## WORK REQUIRED
Your task is to give the data again, exactly, with every line intact.

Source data
────────────────────
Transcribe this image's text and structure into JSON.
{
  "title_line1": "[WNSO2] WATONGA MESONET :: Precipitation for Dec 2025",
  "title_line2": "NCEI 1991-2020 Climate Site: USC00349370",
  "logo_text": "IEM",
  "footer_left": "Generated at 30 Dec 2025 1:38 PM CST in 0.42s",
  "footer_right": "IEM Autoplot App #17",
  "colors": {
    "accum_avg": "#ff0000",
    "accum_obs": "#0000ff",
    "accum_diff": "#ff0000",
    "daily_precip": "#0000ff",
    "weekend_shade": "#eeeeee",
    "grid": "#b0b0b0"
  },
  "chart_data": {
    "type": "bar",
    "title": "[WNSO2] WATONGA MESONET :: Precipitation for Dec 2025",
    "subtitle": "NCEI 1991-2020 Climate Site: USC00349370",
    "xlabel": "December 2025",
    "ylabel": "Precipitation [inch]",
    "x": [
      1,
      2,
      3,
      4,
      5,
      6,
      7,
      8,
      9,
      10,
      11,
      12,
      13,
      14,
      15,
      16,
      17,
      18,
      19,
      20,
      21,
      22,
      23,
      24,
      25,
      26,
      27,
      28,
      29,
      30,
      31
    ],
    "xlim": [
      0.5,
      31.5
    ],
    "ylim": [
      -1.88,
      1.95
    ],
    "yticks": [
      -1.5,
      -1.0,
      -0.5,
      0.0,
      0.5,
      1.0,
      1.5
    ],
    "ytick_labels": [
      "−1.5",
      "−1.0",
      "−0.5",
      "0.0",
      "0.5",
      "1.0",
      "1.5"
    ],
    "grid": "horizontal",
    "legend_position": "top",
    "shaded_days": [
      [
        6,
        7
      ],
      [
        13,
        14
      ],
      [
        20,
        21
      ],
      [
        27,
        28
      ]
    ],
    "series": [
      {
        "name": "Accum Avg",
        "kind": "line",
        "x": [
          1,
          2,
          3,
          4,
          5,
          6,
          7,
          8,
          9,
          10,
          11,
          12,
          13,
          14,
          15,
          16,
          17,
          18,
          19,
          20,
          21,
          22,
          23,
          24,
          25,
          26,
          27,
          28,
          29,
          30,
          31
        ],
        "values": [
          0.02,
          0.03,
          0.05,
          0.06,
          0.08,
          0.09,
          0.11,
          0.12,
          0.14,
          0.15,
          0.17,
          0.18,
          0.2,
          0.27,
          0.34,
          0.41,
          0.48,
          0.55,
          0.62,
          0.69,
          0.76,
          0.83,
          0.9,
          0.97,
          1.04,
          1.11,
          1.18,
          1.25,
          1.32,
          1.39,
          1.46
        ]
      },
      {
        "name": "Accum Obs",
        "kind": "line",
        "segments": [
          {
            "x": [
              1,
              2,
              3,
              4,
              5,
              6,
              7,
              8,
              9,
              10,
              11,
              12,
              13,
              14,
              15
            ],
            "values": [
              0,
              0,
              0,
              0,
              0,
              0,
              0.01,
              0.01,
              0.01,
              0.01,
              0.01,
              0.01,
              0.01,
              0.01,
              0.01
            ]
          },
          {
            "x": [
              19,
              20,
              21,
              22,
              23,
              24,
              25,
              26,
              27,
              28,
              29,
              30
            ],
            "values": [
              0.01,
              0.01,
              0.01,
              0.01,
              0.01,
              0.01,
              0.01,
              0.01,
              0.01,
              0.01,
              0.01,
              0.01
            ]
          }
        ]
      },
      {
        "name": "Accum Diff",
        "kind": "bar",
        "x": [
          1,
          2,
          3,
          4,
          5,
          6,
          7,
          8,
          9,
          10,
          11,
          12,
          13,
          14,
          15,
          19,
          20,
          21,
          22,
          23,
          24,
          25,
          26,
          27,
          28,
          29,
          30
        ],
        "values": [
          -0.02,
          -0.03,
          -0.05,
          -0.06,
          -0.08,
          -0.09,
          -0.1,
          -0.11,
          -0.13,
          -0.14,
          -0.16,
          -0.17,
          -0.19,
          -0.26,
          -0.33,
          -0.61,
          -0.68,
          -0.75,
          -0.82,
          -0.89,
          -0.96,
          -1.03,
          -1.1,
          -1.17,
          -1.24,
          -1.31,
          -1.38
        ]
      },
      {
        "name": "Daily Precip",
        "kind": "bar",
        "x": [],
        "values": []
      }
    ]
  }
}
────────────────────
## OUTPUT OF THE TASK
Transcribe this image's text and structure into JSON.
{
  "title_line1": "[WNSO2] WATONGA MESONET :: Precipitation for Dec 2025",
  "title_line2": "NCEI 1991-2020 Climate Site: USC00349370",
  "logo_text": "IEM",
  "footer_left": "Generated at 30 Dec 2025 1:38 PM CST in 0.42s",
  "footer_right": "IEM Autoplot App #17",
  "colors": {
    "accum_avg": "#ff0000",
    "accum_obs": "#0000ff",
    "accum_diff": "#ff0000",
    "daily_precip": "#0000ff",
    "weekend_shade": "#eeeeee",
    "grid": "#b0b0b0"
  },
  "chart_data": {
    "type": "bar",
    "title": "[WNSO2] WATONGA MESONET :: Precipitation for Dec 2025",
    "subtitle": "NCEI 1991-2020 Climate Site: USC00349370",
    "xlabel": "December 2025",
    "ylabel": "Precipitation [inch]",
    "x": [
      1,
      2,
      3,
      4,
      5,
      6,
      7,
      8,
      9,
      10,
      11,
      12,
      13,
      14,
      15,
      16,
      17,
      18,
      19,
      20,
      21,
      22,
      23,
      24,
      25,
      26,
      27,
      28,
      29,
      30,
      31
    ],
    "xlim": [
      0.5,
      31.5
    ],
    "ylim": [
      -1.88,
      1.95
    ],
    "yticks": [
      -1.5,
      -1.0,
      -0.5,
      0.0,
      0.5,
      1.0,
      1.5
    ],
    "ytick_labels": [
      "−1.5",
      "−1.0",
      "−0.5",
      "0.0",
      "0.5",
      "1.0",
      "1.5"
    ],
    "grid": "horizontal",
    "legend_position": "top",
    "shaded_days": [
      [
        6,
        7
      ],
      [
        13,
        14
      ],
      [
        20,
        21
      ],
      [
        27,
        28
      ]
    ],
    "series": [
      {
        "name": "Accum Avg",
        "kind": "line",
        "x": [
          1,
          2,
          3,
          4,
          5,
          6,
          7,
          8,
          9,
          10,
          11,
          12,
          13,
          14,
          15,
          16,
          17,
          18,
          19,
          20,
          21,
          22,
          23,
          24,
          25,
          26,
          27,
          28,
          29,
          30,
          31
        ],
        "values": [
          0.02,
          0.03,
          0.05,
          0.06,
          0.08,
          0.09,
          0.11,
          0.12,
          0.14,
          0.15,
          0.17,
          0.18,
          0.2,
          0.27,
          0.34,
          0.41,
          0.48,
          0.55,
          0.62,
          0.69,
          0.76,
          0.83,
          0.9,
          0.97,
          1.04,
          1.11,
          1.18,
          1.25,
          1.32,
          1.39,
          1.46
        ]
      },
      {
        "name": "Accum Obs",
        "kind": "line",
        "segments": [
          {
            "x": [
              1,
              2,
              3,
              4,
              5,
              6,
              7,
              8,
              9,
              10,
              11,
              12,
              13,
              14,
              15
            ],
            "values": [
              0,
              0,
              0,
              0,
              0,
              0,
              0.01,
              0.01,
              0.01,
              0.01,
              0.01,
              0.01,
              0.01,
              0.01,
              0.01
            ]
          },
          {
            "x": [
              19,
              20,
              21,
              22,
              23,
              24,
              25,
              26,
              27,
              28,
              29,
              30
            ],
            "values": [
              0.01,
              0.01,
              0.01,
              0.01,
              0.01,
              0.01,
              0.01,
              0.01,
              0.01,
              0.01,
              0.01,
              0.01
            ]
          }
        ]
      },
      {
        "name": "Accum Diff",
        "kind": "bar",
        "x": [
          1,
          2,
          3,
          4,
          5,
          6,
          7,
          8,
          9,
          10,
          11,
          12,
          13,
          14,
          15,
          19,
          20,
          21,
          22,
          23,
          24,
          25,
          26,
          27,
          28,
          29,
          30
        ],
        "values": [
          -0.02,
          -0.03,
          -0.05,
          -0.06,
          -0.08,
          -0.09,
          -0.1,
          -0.11,
          -0.13,
          -0.14,
          -0.16,
          -0.17,
          -0.19,
          -0.26,
          -0.33,
          -0.61,
          -0.68,
          -0.75,
          -0.82,
          -0.89,
          -0.96,
          -1.03,
          -1.1,
          -1.17,
          -1.24,
          -1.31,
          -1.38
        ]
      },
      {
        "name": "Daily Precip",
        "kind": "bar",
        "x": [],
        "values": []
      }
    ]
  }
}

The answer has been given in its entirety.